(Saved entries)
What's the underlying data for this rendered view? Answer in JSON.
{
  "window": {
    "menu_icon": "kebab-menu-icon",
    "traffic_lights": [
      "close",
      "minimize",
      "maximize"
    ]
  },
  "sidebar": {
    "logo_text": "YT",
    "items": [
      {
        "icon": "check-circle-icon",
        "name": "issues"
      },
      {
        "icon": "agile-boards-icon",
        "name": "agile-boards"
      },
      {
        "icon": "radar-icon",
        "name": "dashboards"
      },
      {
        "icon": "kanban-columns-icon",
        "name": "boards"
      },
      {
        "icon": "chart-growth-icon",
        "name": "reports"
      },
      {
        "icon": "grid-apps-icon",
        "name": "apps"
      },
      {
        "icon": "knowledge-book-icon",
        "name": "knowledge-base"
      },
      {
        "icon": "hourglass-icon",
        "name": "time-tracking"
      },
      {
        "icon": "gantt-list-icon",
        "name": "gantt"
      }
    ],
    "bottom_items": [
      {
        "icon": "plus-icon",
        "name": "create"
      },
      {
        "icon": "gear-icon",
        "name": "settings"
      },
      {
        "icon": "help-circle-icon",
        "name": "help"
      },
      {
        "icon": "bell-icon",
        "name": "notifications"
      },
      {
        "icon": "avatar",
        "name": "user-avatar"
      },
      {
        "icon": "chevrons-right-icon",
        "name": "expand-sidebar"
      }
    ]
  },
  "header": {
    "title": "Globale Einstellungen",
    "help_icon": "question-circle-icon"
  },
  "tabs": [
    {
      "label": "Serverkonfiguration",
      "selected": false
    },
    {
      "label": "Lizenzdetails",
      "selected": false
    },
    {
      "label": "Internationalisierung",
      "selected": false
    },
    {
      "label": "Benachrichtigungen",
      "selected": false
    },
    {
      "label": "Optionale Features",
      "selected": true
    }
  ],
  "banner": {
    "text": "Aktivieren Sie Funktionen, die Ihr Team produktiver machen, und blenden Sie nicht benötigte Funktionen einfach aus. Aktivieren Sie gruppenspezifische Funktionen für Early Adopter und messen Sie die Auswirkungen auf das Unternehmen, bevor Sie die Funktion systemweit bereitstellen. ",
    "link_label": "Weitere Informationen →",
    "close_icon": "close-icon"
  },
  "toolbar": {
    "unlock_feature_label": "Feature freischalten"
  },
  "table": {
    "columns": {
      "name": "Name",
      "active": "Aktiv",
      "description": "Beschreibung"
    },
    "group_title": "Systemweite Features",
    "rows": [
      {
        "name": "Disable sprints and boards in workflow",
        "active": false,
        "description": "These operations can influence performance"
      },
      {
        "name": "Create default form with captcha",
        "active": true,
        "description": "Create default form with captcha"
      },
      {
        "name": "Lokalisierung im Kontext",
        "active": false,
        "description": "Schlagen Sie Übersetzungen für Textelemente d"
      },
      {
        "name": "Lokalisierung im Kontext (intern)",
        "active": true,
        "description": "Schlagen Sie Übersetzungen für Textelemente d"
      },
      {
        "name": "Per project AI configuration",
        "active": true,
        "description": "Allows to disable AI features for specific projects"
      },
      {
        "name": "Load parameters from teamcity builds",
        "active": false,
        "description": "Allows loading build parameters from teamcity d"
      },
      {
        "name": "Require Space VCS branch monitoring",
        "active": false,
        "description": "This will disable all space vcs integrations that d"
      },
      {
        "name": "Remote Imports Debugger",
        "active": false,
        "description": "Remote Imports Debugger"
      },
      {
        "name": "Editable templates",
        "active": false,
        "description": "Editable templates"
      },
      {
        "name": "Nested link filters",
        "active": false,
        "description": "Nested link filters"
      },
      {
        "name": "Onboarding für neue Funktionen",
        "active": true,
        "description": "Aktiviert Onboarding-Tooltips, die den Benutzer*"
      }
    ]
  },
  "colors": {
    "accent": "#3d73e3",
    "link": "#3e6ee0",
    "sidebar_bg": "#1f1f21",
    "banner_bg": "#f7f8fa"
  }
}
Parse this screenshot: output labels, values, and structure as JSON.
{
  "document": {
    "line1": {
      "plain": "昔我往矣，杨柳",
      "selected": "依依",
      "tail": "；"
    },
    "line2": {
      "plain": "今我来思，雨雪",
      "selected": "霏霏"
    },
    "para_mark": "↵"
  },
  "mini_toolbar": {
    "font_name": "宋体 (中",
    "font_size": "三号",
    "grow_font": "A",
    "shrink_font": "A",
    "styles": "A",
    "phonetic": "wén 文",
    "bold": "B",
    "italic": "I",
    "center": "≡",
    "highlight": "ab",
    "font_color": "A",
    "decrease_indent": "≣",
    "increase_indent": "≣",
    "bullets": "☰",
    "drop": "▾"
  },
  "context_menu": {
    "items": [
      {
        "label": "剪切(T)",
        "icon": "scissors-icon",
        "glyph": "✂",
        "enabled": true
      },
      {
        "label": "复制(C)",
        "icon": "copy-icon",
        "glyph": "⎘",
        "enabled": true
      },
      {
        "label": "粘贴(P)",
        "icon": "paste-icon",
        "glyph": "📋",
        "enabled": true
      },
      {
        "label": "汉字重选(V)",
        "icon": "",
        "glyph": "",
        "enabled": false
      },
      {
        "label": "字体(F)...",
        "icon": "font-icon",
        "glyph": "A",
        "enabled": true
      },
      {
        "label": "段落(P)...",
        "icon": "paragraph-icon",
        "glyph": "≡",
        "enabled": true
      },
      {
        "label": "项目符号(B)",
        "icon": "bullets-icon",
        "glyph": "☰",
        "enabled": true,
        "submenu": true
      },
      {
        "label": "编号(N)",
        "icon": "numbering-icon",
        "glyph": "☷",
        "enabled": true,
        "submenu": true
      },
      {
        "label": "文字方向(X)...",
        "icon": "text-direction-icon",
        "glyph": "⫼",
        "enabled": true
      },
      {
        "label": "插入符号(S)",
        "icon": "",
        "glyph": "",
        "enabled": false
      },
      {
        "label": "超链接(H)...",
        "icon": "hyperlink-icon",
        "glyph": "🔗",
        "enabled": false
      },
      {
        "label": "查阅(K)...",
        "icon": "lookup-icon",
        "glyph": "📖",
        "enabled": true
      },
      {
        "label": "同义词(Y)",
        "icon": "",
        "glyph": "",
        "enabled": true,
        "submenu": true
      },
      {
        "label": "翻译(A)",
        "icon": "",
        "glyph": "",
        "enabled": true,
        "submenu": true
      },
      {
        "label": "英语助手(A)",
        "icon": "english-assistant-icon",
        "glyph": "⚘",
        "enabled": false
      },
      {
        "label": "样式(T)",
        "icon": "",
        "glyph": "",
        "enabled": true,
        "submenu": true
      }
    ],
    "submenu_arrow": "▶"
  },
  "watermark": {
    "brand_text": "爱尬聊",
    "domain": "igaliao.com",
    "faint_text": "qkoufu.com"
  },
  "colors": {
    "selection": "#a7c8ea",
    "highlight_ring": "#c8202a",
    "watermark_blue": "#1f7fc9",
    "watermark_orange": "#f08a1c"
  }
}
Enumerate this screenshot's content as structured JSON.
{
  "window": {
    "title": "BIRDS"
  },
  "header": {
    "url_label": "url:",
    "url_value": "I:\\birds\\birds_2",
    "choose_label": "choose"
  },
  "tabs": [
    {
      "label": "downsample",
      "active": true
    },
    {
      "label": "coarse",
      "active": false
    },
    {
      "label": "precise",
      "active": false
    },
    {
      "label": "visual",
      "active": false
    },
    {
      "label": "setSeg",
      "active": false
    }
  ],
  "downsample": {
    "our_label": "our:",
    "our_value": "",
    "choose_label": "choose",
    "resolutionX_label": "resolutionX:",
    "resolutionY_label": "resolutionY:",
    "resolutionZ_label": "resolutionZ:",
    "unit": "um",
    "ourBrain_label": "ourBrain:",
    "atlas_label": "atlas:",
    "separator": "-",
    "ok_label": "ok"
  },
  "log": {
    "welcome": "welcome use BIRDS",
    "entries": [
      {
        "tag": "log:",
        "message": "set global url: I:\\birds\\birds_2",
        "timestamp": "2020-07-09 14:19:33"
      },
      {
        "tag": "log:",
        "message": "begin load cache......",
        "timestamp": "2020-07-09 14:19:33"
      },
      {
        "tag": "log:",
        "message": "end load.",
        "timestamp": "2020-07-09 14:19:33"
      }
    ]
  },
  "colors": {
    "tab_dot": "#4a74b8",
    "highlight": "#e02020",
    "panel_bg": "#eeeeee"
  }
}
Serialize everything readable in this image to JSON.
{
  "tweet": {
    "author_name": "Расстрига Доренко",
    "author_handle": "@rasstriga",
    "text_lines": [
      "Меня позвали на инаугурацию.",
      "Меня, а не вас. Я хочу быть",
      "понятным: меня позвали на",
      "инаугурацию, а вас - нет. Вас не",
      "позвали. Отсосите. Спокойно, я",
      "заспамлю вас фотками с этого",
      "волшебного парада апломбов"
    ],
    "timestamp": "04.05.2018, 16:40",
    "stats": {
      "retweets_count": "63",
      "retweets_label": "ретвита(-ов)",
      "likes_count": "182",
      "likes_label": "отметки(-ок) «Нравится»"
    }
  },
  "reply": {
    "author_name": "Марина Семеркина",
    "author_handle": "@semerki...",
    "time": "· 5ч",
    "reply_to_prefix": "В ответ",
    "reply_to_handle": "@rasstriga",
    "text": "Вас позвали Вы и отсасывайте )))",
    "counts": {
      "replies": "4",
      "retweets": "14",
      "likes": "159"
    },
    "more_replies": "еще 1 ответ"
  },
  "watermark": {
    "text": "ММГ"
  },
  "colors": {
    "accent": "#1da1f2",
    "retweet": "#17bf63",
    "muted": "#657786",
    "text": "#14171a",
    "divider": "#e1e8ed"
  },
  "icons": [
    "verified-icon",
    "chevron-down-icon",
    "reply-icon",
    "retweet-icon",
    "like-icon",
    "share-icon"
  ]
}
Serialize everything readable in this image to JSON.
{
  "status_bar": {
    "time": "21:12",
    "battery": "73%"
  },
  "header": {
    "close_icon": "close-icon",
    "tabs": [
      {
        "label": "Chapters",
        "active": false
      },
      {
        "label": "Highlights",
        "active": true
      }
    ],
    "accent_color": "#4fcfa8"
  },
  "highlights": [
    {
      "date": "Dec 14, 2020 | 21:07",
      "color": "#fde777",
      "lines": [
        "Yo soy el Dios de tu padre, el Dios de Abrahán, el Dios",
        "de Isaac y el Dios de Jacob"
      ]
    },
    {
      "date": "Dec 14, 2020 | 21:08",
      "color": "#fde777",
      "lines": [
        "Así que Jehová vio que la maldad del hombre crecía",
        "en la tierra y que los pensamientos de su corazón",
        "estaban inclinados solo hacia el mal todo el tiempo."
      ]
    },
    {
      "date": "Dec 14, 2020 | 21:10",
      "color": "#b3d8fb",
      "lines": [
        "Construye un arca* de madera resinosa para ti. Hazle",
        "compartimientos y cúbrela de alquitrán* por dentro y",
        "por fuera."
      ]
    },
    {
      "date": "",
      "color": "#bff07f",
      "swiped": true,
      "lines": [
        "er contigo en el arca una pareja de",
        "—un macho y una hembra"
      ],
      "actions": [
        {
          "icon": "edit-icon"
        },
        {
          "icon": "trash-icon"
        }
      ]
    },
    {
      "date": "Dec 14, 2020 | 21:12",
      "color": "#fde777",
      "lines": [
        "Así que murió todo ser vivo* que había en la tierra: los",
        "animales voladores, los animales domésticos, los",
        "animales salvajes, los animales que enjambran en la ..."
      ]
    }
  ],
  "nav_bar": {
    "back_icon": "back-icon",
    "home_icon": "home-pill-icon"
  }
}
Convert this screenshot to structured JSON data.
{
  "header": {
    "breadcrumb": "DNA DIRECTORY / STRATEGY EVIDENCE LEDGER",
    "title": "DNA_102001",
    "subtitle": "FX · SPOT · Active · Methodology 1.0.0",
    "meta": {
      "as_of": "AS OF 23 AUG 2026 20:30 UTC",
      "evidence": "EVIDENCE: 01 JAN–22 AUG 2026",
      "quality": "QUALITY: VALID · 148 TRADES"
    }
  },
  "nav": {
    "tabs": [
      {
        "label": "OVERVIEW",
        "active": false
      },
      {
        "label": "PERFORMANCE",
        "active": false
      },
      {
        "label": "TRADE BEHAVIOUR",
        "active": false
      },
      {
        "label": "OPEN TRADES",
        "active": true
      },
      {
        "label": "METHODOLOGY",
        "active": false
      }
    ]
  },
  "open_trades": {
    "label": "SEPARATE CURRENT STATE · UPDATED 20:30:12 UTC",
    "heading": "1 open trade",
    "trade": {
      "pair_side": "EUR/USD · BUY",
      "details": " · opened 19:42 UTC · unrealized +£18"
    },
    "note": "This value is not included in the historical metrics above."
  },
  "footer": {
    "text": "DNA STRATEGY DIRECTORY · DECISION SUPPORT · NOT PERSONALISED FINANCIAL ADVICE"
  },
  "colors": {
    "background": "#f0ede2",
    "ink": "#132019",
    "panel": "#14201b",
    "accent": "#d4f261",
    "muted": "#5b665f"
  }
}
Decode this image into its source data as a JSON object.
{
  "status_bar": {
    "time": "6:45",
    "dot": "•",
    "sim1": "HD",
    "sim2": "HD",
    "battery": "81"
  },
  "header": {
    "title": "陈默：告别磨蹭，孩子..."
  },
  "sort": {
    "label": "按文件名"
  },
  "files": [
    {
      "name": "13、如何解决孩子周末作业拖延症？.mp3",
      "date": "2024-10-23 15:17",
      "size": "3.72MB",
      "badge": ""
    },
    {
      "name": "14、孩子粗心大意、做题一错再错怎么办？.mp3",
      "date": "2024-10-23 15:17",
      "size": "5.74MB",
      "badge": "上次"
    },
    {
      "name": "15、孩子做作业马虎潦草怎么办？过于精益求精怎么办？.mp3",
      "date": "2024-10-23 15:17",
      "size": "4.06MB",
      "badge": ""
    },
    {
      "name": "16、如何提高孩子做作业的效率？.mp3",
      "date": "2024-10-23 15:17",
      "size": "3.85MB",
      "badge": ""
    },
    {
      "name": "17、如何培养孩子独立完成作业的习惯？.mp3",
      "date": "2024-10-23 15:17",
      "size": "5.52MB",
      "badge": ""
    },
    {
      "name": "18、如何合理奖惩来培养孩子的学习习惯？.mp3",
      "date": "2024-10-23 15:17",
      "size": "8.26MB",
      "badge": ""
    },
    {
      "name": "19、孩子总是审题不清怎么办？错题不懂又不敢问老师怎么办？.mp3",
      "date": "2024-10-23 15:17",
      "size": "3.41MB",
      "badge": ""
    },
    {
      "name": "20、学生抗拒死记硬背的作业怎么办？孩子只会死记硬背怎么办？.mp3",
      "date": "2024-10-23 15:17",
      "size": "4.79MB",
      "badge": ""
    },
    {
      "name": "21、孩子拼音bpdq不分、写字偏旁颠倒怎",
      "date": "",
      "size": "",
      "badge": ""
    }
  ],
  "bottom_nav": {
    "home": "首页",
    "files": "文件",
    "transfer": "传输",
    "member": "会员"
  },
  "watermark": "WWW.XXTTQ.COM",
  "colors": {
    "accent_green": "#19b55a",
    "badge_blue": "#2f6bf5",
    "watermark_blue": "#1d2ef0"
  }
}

• Work required: Gather each line of the listing containing the word "circle" and show it.

• Task solution:
        "icon": "check-circle-icon",
        "icon": "help-circle-icon",
    "help_icon": "question-circle-icon"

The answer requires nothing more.